━━ INPUT DATA ━━
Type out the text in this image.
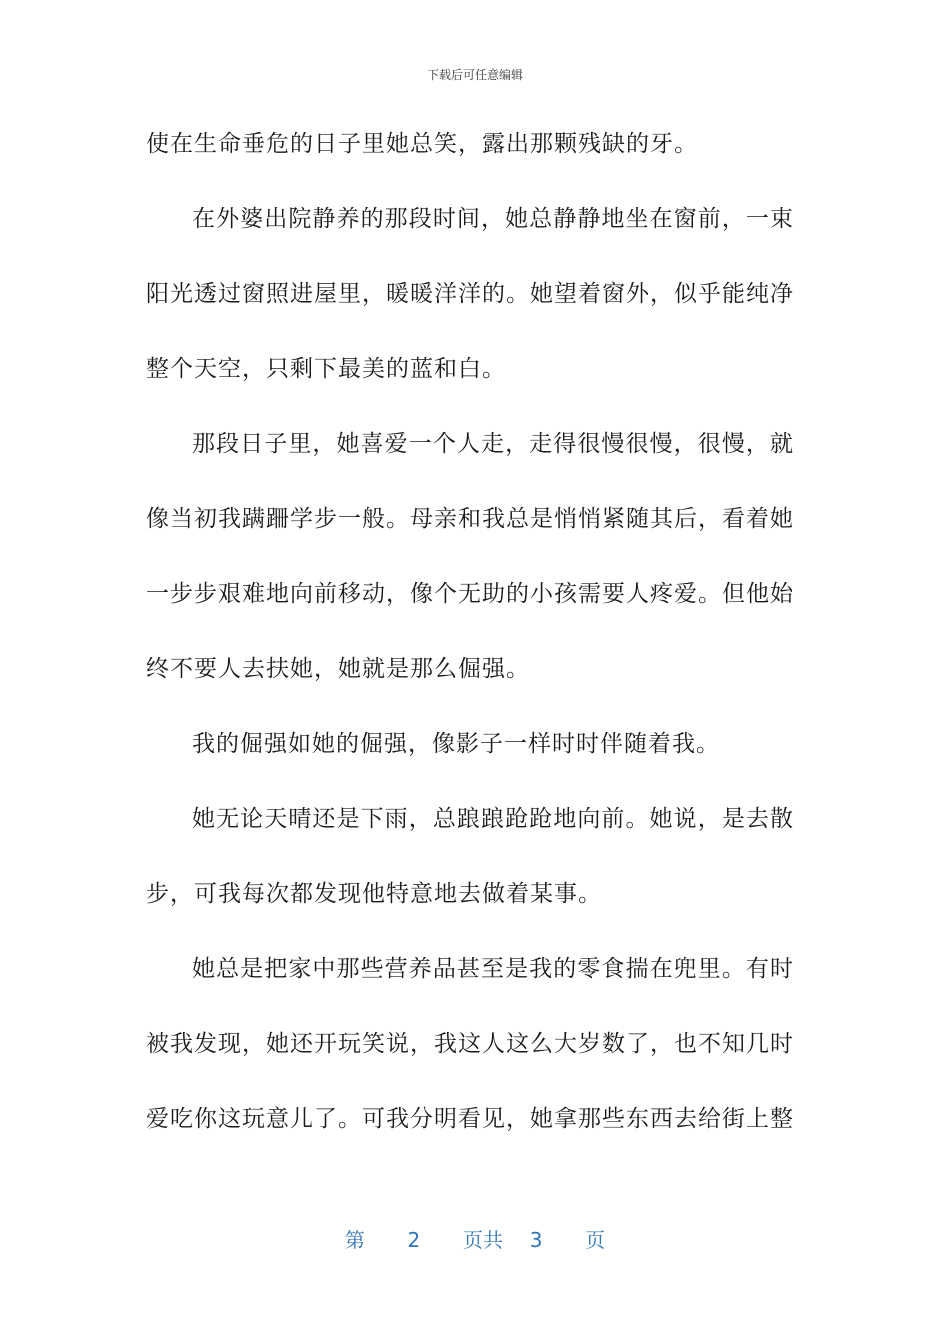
下载后可任意编辑
使在生命垂危的日子里她总笑，露出那颗残缺的牙。
在外婆出院静养的那段时间，她总静静地坐在窗前，一束
阳光透过窗照进屋里，暖暖洋洋的。她望着窗外，似乎能纯净
整个天空，只剩下最美的蓝和白。
那段日子里，她喜爱一个人走，走得很慢很慢，很慢，就
像当初我蹒跚学步一般。母亲和我总是悄悄紧随其后，看着她
一步步艰难地向前移动，像个无助的小孩需要人疼爱。但他始
终不要人去扶她，她就是那么倔强。
我的倔强如她的倔强，像影子一样时时伴随着我。
她无论天晴还是下雨，总踉踉跄跄地向前。她说，是去散
步，可我每次都发现他特意地去做着某事。
她总是把家中那些营养品甚至是我的零食揣在兜里。有时
被我发现，她还开玩笑说，我这人这么大岁数了，也不知几时
爱吃你这玩意儿了。可我分明看见，她拿那些东西去给街上整
第 2 页共 3 页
━━━
## OBJECTIVE:
Pictures in the records must not appear in the copy; transcribe everything else precisely.

## THE RESPONSE:
Type out the text in this image.
下载后可任意编辑
使在生命垂危的日子里她总笑，露出那颗残缺的牙。
在外婆出院静养的那段时间，她总静静地坐在窗前，一束
阳光透过窗照进屋里，暖暖洋洋的。她望着窗外，似乎能纯净
整个天空，只剩下最美的蓝和白。
那段日子里，她喜爱一个人走，走得很慢很慢，很慢，就
像当初我蹒跚学步一般。母亲和我总是悄悄紧随其后，看着她
一步步艰难地向前移动，像个无助的小孩需要人疼爱。但他始
终不要人去扶她，她就是那么倔强。
我的倔强如她的倔强，像影子一样时时伴随着我。
她无论天晴还是下雨，总踉踉跄跄地向前。她说，是去散
步，可我每次都发现他特意地去做着某事。
她总是把家中那些营养品甚至是我的零食揣在兜里。有时
被我发现，她还开玩笑说，我这人这么大岁数了，也不知几时
爱吃你这玩意儿了。可我分明看见，她拿那些东西去给街上整
第 2 页共 3 页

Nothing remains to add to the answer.